Give every line below again, exactly.

= = = =

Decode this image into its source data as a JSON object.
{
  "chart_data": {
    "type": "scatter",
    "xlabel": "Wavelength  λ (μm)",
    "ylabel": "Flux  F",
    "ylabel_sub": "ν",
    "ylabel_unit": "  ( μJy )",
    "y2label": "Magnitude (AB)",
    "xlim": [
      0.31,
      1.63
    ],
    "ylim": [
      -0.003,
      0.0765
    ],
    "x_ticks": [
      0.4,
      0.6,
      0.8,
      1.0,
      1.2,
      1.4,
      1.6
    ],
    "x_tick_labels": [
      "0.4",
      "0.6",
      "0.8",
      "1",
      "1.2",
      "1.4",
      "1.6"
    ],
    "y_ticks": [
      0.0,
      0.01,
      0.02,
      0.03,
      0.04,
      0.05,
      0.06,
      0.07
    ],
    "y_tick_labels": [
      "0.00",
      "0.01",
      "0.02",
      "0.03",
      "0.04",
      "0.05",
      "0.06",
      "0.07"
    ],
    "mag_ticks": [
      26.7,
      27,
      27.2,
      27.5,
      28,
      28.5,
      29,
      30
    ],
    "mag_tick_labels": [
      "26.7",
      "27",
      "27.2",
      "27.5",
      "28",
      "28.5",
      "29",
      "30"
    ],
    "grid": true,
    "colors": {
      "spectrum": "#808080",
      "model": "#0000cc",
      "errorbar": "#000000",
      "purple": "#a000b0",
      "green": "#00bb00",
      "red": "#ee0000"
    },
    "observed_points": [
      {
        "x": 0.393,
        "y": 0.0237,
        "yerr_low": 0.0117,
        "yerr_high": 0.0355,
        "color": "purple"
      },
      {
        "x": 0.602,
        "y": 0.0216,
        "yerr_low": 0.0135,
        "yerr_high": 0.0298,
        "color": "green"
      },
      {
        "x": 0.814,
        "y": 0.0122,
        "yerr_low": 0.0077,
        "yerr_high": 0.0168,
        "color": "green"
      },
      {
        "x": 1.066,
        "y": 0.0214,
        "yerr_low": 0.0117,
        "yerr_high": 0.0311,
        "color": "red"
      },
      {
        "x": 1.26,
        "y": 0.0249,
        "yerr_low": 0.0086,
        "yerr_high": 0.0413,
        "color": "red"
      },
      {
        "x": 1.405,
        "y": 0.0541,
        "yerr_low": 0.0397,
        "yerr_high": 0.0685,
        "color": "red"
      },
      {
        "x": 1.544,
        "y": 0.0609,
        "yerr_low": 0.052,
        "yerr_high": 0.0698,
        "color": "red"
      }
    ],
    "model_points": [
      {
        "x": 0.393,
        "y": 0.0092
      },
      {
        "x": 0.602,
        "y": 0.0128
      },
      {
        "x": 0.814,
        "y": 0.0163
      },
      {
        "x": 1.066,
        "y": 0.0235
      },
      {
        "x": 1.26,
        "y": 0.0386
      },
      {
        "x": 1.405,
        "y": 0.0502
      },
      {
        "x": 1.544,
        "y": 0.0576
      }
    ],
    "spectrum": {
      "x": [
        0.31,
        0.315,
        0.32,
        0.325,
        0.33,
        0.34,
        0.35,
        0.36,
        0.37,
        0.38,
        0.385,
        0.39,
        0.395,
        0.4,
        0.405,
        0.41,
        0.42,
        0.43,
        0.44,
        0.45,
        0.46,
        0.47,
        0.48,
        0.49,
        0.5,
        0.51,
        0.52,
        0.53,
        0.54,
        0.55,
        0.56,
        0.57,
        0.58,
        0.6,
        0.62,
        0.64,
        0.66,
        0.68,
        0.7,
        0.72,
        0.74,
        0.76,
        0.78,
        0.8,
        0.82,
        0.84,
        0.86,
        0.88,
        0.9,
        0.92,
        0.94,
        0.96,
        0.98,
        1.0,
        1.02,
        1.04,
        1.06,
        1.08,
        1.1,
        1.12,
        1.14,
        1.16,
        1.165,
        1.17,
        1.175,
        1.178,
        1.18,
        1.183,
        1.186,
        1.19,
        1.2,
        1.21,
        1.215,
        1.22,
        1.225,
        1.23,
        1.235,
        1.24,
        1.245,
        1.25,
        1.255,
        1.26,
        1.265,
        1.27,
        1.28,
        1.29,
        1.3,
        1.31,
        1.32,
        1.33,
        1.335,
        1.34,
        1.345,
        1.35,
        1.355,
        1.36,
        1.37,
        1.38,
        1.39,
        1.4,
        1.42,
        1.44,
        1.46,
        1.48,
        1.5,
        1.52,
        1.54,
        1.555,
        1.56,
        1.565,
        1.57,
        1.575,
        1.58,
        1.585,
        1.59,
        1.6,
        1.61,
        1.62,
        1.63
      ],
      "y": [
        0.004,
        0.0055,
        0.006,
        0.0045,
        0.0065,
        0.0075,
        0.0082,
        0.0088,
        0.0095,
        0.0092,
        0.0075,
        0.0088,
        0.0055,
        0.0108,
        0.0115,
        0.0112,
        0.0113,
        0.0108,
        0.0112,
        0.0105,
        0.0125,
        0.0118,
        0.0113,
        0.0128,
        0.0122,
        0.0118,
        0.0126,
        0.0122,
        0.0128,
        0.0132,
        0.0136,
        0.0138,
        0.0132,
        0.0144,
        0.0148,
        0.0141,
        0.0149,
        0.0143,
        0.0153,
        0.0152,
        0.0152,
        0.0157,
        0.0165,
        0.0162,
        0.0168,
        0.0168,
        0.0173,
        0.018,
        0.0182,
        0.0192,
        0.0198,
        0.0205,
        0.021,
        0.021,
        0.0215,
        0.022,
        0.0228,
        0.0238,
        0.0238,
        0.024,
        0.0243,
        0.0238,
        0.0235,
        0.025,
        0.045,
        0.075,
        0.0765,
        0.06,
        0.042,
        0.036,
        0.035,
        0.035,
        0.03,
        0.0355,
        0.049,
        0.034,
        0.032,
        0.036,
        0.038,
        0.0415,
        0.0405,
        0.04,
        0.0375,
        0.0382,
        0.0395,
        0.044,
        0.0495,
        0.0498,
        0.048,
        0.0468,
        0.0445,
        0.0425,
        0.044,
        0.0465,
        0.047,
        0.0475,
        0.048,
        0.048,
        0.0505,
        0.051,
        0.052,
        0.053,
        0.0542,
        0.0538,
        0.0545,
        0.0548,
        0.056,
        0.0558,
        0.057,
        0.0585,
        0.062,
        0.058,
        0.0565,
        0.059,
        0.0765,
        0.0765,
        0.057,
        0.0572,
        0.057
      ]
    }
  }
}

= = = =

Solved exercise:
Decode this image into its source data as a JSON object.
{
  "chart_data": {
    "type": "scatter",
    "xlabel": "Wavelength  λ (μm)",
    "ylabel": "Flux  F",
    "ylabel_sub": "ν",
    "ylabel_unit": "  ( μJy )",
    "y2label": "Magnitude (AB)",
    "xlim": [
      0.31,
      1.63
    ],
    "ylim": [
      -0.003,
      0.0765
    ],
    "x_ticks": [
      0.4,
      0.6,
      0.8,
      1.0,
      1.2,
      1.4,
      1.6
    ],
    "x_tick_labels": [
      "0.4",
      "0.6",
      "0.8",
      "1",
      "1.2",
      "1.4",
      "1.6"
    ],
    "y_ticks": [
      0.0,
      0.01,
      0.02,
      0.03,
      0.04,
      0.05,
      0.06,
      0.07
    ],
    "y_tick_labels": [
      "0.00",
      "0.01",
      "0.02",
      "0.03",
      "0.04",
      "0.05",
      "0.06",
      "0.07"
    ],
    "mag_ticks": [
      26.7,
      27,
      27.2,
      27.5,
      28,
      28.5,
      29,
      30
    ],
    "mag_tick_labels": [
      "26.7",
      "27",
      "27.2",
      "27.5",
      "28",
      "28.5",
      "29",
      "30"
    ],
    "grid": true,
    "colors": {
      "spectrum": "#808080",
      "model": "#0000cc",
      "errorbar": "#000000",
      "purple": "#a000b0",
      "green": "#00bb00",
      "red": "#ee0000"
    },
    "observed_points": [
      {
        "x": 0.393,
        "y": 0.0237,
        "yerr_low": 0.0117,
        "yerr_high": 0.0355,
        "color": "purple"
      },
      {
        "x": 0.602,
        "y": 0.0216,
        "yerr_low": 0.0135,
        "yerr_high": 0.0298,
        "color": "green"
      },
      {
        "x": 0.814,
        "y": 0.0122,
        "yerr_low": 0.0077,
        "yerr_high": 0.0168,
        "color": "green"
      },
      {
        "x": 1.066,
        "y": 0.0214,
        "yerr_low": 0.0117,
        "yerr_high": 0.0311,
        "color": "red"
      },
      {
        "x": 1.26,
        "y": 0.0249,
        "yerr_low": 0.0086,
        "yerr_high": 0.0413,
        "color": "red"
      },
      {
        "x": 1.405,
        "y": 0.0541,
        "yerr_low": 0.0397,
        "yerr_high": 0.0685,
        "color": "red"
      },
      {
        "x": 1.544,
        "y": 0.0609,
        "yerr_low": 0.052,
        "yerr_high": 0.0698,
        "color": "red"
      }
    ],
    "model_points": [
      {
        "x": 0.393,
        "y": 0.0092
      },
      {
        "x": 0.602,
        "y": 0.0128
      },
      {
        "x": 0.814,
        "y": 0.0163
      },
      {
        "x": 1.066,
        "y": 0.0235
      },
      {
        "x": 1.26,
        "y": 0.0386
      },
      {
        "x": 1.405,
        "y": 0.0502
      },
      {
        "x": 1.544,
        "y": 0.0576
      }
    ],
    "spectrum": {
      "x": [
        0.31,
        0.315,
        0.32,
        0.325,
        0.33,
        0.34,
        0.35,
        0.36,
        0.37,
        0.38,
        0.385,
        0.39,
        0.395,
        0.4,
        0.405,
        0.41,
        0.42,
        0.43,
        0.44,
        0.45,
        0.46,
        0.47,
        0.48,
        0.49,
        0.5,
        0.51,
        0.52,
        0.53,
        0.54,
        0.55,
        0.56,
        0.57,
        0.58,
        0.6,
        0.62,
        0.64,
        0.66,
        0.68,
        0.7,
        0.72,
        0.74,
        0.76,
        0.78,
        0.8,
        0.82,
        0.84,
        0.86,
        0.88,
        0.9,
        0.92,
        0.94,
        0.96,
        0.98,
        1.0,
        1.02,
        1.04,
        1.06,
        1.08,
        1.1,
        1.12,
        1.14,
        1.16,
        1.165,
        1.17,
        1.175,
        1.178,
        1.18,
        1.183,
        1.186,
        1.19,
        1.2,
        1.21,
        1.215,
        1.22,
        1.225,
        1.23,
        1.235,
        1.24,
        1.245,
        1.25,
        1.255,
        1.26,
        1.265,
        1.27,
        1.28,
        1.29,
        1.3,
        1.31,
        1.32,
        1.33,
        1.335,
        1.34,
        1.345,
        1.35,
        1.355,
        1.36,
        1.37,
        1.38,
        1.39,
        1.4,
        1.42,
        1.44,
        1.46,
        1.48,
        1.5,
        1.52,
        1.54,
        1.555,
        1.56,
        1.565,
        1.57,
        1.575,
        1.58,
        1.585,
        1.59,
        1.6,
        1.61,
        1.62,
        1.63
      ],
      "y": [
        0.004,
        0.0055,
        0.006,
        0.0045,
        0.0065,
        0.0075,
        0.0082,
        0.0088,
        0.0095,
        0.0092,
        0.0075,
        0.0088,
        0.0055,
        0.0108,
        0.0115,
        0.0112,
        0.0113,
        0.0108,
        0.0112,
        0.0105,
        0.0125,
        0.0118,
        0.0113,
        0.0128,
        0.0122,
        0.0118,
        0.0126,
        0.0122,
        0.0128,
        0.0132,
        0.0136,
        0.0138,
        0.0132,
        0.0144,
        0.0148,
        0.0141,
        0.0149,
        0.0143,
        0.0153,
        0.0152,
        0.0152,
        0.0157,
        0.0165,
        0.0162,
        0.0168,
        0.0168,
        0.0173,
        0.018,
        0.0182,
        0.0192,
        0.0198,
        0.0205,
        0.021,
        0.021,
        0.0215,
        0.022,
        0.0228,
        0.0238,
        0.0238,
        0.024,
        0.0243,
        0.0238,
        0.0235,
        0.025,
        0.045,
        0.075,
        0.0765,
        0.06,
        0.042,
        0.036,
        0.035,
        0.035,
        0.03,
        0.0355,
        0.049,
        0.034,
        0.032,
        0.036,
        0.038,
        0.0415,
        0.0405,
        0.04,
        0.0375,
        0.0382,
        0.0395,
        0.044,
        0.0495,
        0.0498,
        0.048,
        0.0468,
        0.0445,
        0.0425,
        0.044,
        0.0465,
        0.047,
        0.0475,
        0.048,
        0.048,
        0.0505,
        0.051,
        0.052,
        0.053,
        0.0542,
        0.0538,
        0.0545,
        0.0548,
        0.056,
        0.0558,
        0.057,
        0.0585,
        0.062,
        0.058,
        0.0565,
        0.059,
        0.0765,
        0.0765,
        0.057,
        0.0572,
        0.057
      ]
    }
  }
}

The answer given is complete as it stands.